GIVEN DATA »
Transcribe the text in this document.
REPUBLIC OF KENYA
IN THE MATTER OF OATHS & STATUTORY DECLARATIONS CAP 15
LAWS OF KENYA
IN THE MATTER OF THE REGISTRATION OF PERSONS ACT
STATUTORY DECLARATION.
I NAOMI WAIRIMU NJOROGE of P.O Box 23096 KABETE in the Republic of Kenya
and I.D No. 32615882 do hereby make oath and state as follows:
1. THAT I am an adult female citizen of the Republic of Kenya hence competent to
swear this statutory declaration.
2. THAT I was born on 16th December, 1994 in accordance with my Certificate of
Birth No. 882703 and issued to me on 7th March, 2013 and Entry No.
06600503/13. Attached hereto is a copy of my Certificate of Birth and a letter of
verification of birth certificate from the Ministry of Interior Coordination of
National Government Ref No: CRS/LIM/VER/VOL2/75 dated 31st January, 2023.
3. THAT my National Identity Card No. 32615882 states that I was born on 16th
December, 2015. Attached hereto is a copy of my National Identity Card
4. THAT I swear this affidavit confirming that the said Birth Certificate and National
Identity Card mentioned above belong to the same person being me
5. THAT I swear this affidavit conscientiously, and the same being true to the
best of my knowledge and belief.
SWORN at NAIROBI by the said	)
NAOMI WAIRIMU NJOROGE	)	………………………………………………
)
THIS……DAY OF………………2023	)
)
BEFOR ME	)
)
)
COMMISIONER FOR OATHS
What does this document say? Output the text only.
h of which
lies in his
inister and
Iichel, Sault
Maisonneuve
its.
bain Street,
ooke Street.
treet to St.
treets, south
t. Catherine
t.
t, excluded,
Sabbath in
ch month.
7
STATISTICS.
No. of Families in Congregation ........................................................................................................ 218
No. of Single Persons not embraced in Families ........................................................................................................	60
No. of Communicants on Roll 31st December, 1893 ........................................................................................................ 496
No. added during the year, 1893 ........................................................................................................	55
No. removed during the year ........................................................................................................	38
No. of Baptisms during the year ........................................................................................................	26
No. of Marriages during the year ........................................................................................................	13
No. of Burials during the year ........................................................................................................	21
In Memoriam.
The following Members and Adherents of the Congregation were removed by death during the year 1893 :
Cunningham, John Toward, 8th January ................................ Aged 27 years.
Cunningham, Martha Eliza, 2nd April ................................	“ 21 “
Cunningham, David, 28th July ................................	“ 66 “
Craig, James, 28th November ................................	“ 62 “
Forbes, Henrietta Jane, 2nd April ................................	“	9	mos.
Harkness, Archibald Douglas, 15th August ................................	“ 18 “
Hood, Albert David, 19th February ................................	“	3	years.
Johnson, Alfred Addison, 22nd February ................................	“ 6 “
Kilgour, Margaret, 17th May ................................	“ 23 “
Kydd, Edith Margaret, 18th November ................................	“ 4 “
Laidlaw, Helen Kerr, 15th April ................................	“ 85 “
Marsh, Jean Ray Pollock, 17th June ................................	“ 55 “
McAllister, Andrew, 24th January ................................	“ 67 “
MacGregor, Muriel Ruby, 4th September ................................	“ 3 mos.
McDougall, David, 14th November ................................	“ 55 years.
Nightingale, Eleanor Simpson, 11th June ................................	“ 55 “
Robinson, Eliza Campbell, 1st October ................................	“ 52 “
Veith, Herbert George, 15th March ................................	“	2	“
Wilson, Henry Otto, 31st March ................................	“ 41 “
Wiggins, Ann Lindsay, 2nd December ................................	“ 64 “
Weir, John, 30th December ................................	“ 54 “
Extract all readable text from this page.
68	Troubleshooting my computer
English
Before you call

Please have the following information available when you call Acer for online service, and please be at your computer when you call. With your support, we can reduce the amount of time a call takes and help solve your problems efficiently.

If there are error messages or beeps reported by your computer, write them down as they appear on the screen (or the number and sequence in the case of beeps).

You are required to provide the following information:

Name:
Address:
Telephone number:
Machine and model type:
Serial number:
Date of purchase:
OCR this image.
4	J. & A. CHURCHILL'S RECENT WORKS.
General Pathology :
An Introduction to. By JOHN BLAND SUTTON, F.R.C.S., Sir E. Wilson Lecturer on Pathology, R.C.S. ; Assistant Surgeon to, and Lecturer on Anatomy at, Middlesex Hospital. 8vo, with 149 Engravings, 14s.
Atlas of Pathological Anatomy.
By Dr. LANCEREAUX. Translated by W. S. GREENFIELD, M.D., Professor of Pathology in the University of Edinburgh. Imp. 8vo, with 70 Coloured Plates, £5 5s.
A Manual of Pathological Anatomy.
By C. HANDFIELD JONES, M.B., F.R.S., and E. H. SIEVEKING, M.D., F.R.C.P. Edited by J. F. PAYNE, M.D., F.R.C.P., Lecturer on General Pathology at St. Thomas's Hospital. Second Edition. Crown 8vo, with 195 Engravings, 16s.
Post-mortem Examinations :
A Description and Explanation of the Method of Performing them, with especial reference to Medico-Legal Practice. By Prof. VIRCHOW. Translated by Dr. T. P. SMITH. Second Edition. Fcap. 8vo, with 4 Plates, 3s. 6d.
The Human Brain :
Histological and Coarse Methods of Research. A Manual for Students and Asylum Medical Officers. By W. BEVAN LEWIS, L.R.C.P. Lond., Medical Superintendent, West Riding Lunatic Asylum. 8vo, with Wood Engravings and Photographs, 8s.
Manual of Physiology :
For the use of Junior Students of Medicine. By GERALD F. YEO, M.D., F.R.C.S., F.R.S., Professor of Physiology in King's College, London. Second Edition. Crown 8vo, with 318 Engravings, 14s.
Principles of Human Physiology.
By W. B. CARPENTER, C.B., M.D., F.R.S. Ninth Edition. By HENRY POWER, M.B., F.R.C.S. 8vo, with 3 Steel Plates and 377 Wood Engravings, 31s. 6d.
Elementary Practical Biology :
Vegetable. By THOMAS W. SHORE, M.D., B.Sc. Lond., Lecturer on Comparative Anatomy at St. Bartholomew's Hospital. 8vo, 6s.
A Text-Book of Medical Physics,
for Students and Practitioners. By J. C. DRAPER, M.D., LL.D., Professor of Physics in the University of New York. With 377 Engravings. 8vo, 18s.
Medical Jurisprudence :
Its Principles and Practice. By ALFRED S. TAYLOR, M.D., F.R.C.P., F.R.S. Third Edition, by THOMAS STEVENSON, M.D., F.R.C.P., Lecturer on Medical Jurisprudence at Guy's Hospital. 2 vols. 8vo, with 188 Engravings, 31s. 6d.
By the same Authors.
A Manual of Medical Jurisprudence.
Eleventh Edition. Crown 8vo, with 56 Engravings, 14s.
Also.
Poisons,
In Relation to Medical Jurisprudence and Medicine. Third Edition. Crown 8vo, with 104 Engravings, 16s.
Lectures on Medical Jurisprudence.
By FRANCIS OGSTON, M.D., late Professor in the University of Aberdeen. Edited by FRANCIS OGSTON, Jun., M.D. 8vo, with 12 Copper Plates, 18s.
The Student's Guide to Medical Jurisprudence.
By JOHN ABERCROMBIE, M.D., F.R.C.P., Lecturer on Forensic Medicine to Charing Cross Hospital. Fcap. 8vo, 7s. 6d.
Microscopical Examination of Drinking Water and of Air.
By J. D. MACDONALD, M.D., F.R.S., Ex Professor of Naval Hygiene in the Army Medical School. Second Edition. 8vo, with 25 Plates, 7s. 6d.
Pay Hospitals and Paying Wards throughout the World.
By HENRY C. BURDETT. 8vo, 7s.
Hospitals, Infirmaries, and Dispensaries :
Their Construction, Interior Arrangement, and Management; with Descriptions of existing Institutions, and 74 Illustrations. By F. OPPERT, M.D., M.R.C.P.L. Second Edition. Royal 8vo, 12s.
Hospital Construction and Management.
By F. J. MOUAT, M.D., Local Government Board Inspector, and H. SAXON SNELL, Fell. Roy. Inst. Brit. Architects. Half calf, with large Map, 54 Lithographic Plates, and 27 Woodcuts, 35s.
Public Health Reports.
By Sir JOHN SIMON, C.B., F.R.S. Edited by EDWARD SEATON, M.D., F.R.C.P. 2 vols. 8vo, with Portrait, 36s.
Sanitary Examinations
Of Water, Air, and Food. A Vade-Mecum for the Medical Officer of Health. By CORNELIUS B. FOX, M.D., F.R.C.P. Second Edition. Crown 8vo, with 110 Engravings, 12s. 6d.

WRITTEN INSTRUCTION »
Find all the lines containing "during" in the material, then copy them.

ANSWER IN FULL »
No. added during the year, 1893 ........................................................................................................	55
No. removed during the year ........................................................................................................	38
No. of Baptisms during the year ........................................................................................................	26
No. of Marriages during the year ........................................................................................................	13
No. of Burials during the year ........................................................................................................	21
The following Members and Adherents of the Congregation were removed by death during the year 1893 :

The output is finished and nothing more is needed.